**DIRECTIONS**: Retype every line of the records below, keeping each character unchanged.

**SUPPLIED DATA**:
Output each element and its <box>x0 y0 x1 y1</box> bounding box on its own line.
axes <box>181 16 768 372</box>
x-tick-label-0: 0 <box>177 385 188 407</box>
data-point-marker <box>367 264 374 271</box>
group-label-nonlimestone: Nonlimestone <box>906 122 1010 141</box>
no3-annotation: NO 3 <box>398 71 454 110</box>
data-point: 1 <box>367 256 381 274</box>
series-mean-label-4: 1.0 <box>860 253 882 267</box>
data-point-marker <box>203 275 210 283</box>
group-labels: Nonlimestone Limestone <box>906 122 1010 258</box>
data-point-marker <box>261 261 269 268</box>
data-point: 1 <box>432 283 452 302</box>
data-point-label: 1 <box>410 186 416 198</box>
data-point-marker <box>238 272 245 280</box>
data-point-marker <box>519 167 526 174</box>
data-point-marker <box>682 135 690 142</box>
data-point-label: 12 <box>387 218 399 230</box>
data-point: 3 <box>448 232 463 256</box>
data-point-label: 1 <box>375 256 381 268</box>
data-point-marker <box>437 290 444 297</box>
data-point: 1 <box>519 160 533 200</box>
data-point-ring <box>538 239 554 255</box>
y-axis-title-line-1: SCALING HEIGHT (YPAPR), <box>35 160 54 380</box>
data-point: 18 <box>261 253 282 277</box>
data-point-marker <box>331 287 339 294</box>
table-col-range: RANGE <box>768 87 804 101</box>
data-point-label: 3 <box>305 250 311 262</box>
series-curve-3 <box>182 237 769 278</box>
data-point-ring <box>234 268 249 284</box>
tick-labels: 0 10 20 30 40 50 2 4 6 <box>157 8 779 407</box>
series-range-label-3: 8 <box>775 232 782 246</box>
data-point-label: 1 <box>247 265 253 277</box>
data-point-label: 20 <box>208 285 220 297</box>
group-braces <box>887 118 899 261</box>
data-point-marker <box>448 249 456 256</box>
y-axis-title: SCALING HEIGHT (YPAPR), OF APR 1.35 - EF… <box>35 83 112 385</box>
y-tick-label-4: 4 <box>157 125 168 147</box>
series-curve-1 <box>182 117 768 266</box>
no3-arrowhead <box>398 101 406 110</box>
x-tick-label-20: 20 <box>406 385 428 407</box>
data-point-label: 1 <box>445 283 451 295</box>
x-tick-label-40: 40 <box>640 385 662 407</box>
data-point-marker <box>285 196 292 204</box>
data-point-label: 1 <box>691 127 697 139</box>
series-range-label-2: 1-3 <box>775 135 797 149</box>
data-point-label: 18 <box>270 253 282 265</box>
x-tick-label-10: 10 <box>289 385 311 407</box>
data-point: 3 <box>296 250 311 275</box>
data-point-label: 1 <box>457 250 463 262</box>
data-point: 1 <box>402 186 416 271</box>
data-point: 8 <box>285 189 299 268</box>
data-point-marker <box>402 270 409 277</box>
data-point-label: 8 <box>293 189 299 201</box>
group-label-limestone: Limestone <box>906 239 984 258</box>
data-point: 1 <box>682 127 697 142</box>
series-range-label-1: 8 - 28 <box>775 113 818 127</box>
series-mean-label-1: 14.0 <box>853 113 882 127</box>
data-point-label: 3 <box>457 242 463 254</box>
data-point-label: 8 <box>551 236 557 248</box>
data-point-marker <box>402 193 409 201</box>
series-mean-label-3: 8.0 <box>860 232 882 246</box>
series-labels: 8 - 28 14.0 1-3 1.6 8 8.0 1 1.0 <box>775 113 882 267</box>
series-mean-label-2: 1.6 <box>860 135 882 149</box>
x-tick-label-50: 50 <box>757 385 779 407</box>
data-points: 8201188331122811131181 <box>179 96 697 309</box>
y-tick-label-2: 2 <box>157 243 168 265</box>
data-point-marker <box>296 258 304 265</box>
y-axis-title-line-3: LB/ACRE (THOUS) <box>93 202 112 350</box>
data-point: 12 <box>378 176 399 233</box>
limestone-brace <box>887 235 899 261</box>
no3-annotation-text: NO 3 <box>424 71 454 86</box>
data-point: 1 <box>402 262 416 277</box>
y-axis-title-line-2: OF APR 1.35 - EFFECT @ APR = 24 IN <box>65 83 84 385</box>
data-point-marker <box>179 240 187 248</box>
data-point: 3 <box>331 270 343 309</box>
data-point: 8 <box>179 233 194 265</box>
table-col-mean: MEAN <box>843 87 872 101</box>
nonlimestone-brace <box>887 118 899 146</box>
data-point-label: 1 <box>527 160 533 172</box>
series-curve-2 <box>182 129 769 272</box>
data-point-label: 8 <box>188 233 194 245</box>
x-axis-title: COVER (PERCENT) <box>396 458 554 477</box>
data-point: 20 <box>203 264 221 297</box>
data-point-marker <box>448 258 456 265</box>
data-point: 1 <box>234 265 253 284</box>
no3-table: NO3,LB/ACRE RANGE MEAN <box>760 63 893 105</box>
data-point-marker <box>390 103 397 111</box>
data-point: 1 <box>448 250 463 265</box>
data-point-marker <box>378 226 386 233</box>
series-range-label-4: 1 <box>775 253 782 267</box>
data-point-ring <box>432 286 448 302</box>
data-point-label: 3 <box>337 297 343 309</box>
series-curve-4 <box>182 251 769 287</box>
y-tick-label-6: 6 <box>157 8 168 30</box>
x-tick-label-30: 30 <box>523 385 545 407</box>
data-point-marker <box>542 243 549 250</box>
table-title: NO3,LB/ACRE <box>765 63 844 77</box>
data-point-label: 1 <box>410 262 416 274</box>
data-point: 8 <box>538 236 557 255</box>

**THE RESPONSE**:
Output each element and its <box>x0 y0 x1 y1</box> bounding box on its own line.
axes <box>181 16 768 372</box>
x-tick-label-0: 0 <box>177 385 188 407</box>
data-point-marker <box>367 264 374 271</box>
group-label-nonlimestone: Nonlimestone <box>906 122 1010 141</box>
no3-annotation: NO 3 <box>398 71 454 110</box>
data-point: 1 <box>367 256 381 274</box>
series-mean-label-4: 1.0 <box>860 253 882 267</box>
data-point-marker <box>203 275 210 283</box>
group-labels: Nonlimestone Limestone <box>906 122 1010 258</box>
data-point-marker <box>261 261 269 268</box>
data-point: 1 <box>432 283 452 302</box>
data-point-label: 1 <box>410 186 416 198</box>
data-point-marker <box>238 272 245 280</box>
data-point-marker <box>519 167 526 174</box>
data-point-marker <box>682 135 690 142</box>
data-point-label: 12 <box>387 218 399 230</box>
data-point: 3 <box>448 232 463 256</box>
data-point-label: 1 <box>375 256 381 268</box>
data-point-marker <box>437 290 444 297</box>
data-point: 1 <box>519 160 533 200</box>
data-point-ring <box>538 239 554 255</box>
y-axis-title-line-1: SCALING HEIGHT (YPAPR), <box>35 160 54 380</box>
data-point: 18 <box>261 253 282 277</box>
data-point-marker <box>331 287 339 294</box>
table-col-range: RANGE <box>768 87 804 101</box>
data-point-label: 3 <box>305 250 311 262</box>
series-curve-3 <box>182 237 769 278</box>
data-point-ring <box>234 268 249 284</box>
tick-labels: 0 10 20 30 40 50 2 4 6 <box>157 8 779 407</box>
series-range-label-3: 8 <box>775 232 782 246</box>
data-point-label: 1 <box>247 265 253 277</box>
data-point-label: 20 <box>208 285 220 297</box>
group-braces <box>887 118 899 261</box>
data-point-marker <box>448 249 456 256</box>
y-axis-title: SCALING HEIGHT (YPAPR), OF APR 1.35 - EF… <box>35 83 112 385</box>
y-tick-label-4: 4 <box>157 125 168 147</box>
series-curve-1 <box>182 117 768 266</box>
no3-arrowhead <box>398 101 406 110</box>
x-tick-label-20: 20 <box>406 385 428 407</box>
data-point-label: 1 <box>445 283 451 295</box>
x-tick-label-40: 40 <box>640 385 662 407</box>
data-point-marker <box>285 196 292 204</box>
data-point-label: 1 <box>691 127 697 139</box>
series-range-label-2: 1-3 <box>775 135 797 149</box>
data-point-label: 18 <box>270 253 282 265</box>
x-tick-label-10: 10 <box>289 385 311 407</box>
data-point: 3 <box>296 250 311 275</box>
data-point-label: 1 <box>457 250 463 262</box>
data-point: 1 <box>402 186 416 271</box>
data-point: 8 <box>285 189 299 268</box>
data-point-marker <box>402 270 409 277</box>
data-point-label: 8 <box>293 189 299 201</box>
group-label-limestone: Limestone <box>906 239 984 258</box>
data-point: 1 <box>682 127 697 142</box>
series-range-label-1: 8 - 28 <box>775 113 818 127</box>
series-mean-label-1: 14.0 <box>853 113 882 127</box>
data-point-label: 3 <box>457 242 463 254</box>
data-point-label: 8 <box>551 236 557 248</box>
data-point-marker <box>402 193 409 201</box>
series-mean-label-3: 8.0 <box>860 232 882 246</box>
series-labels: 8 - 28 14.0 1-3 1.6 8 8.0 1 1.0 <box>775 113 882 267</box>
series-mean-label-2: 1.6 <box>860 135 882 149</box>
x-tick-label-50: 50 <box>757 385 779 407</box>
data-points: 8201188331122811131181 <box>179 96 697 309</box>
y-tick-label-2: 2 <box>157 243 168 265</box>
data-point-marker <box>296 258 304 265</box>
y-axis-title-line-3: LB/ACRE (THOUS) <box>93 202 112 350</box>
data-point: 12 <box>378 176 399 233</box>
limestone-brace <box>887 235 899 261</box>
no3-annotation-text: NO 3 <box>424 71 454 86</box>
data-point: 1 <box>402 262 416 277</box>
y-axis-title-line-2: OF APR 1.35 - EFFECT @ APR = 24 IN <box>65 83 84 385</box>
data-point-marker <box>179 240 187 248</box>
data-point: 3 <box>331 270 343 309</box>
data-point: 8 <box>179 233 194 265</box>
table-col-mean: MEAN <box>843 87 872 101</box>
nonlimestone-brace <box>887 118 899 146</box>
data-point-label: 1 <box>527 160 533 172</box>
series-curve-2 <box>182 129 769 272</box>
data-point-label: 8 <box>188 233 194 245</box>
x-axis-title: COVER (PERCENT) <box>396 458 554 477</box>
data-point: 20 <box>203 264 221 297</box>
data-point-marker <box>448 258 456 265</box>
data-point: 1 <box>234 265 253 284</box>
no3-table: NO3,LB/ACRE RANGE MEAN <box>760 63 893 105</box>
data-point-marker <box>390 103 397 111</box>
data-point: 1 <box>448 250 463 265</box>
data-point-marker <box>378 226 386 233</box>
series-range-label-4: 1 <box>775 253 782 267</box>
data-point-ring <box>432 286 448 302</box>
data-point-label: 3 <box>337 297 343 309</box>
series-curve-4 <box>182 251 769 287</box>
y-tick-label-6: 6 <box>157 8 168 30</box>
x-tick-label-30: 30 <box>523 385 545 407</box>
data-point-marker <box>542 243 549 250</box>
table-title: NO3,LB/ACRE <box>765 63 844 77</box>
data-point-label: 1 <box>410 262 416 274</box>
data-point: 8 <box>538 236 557 255</box>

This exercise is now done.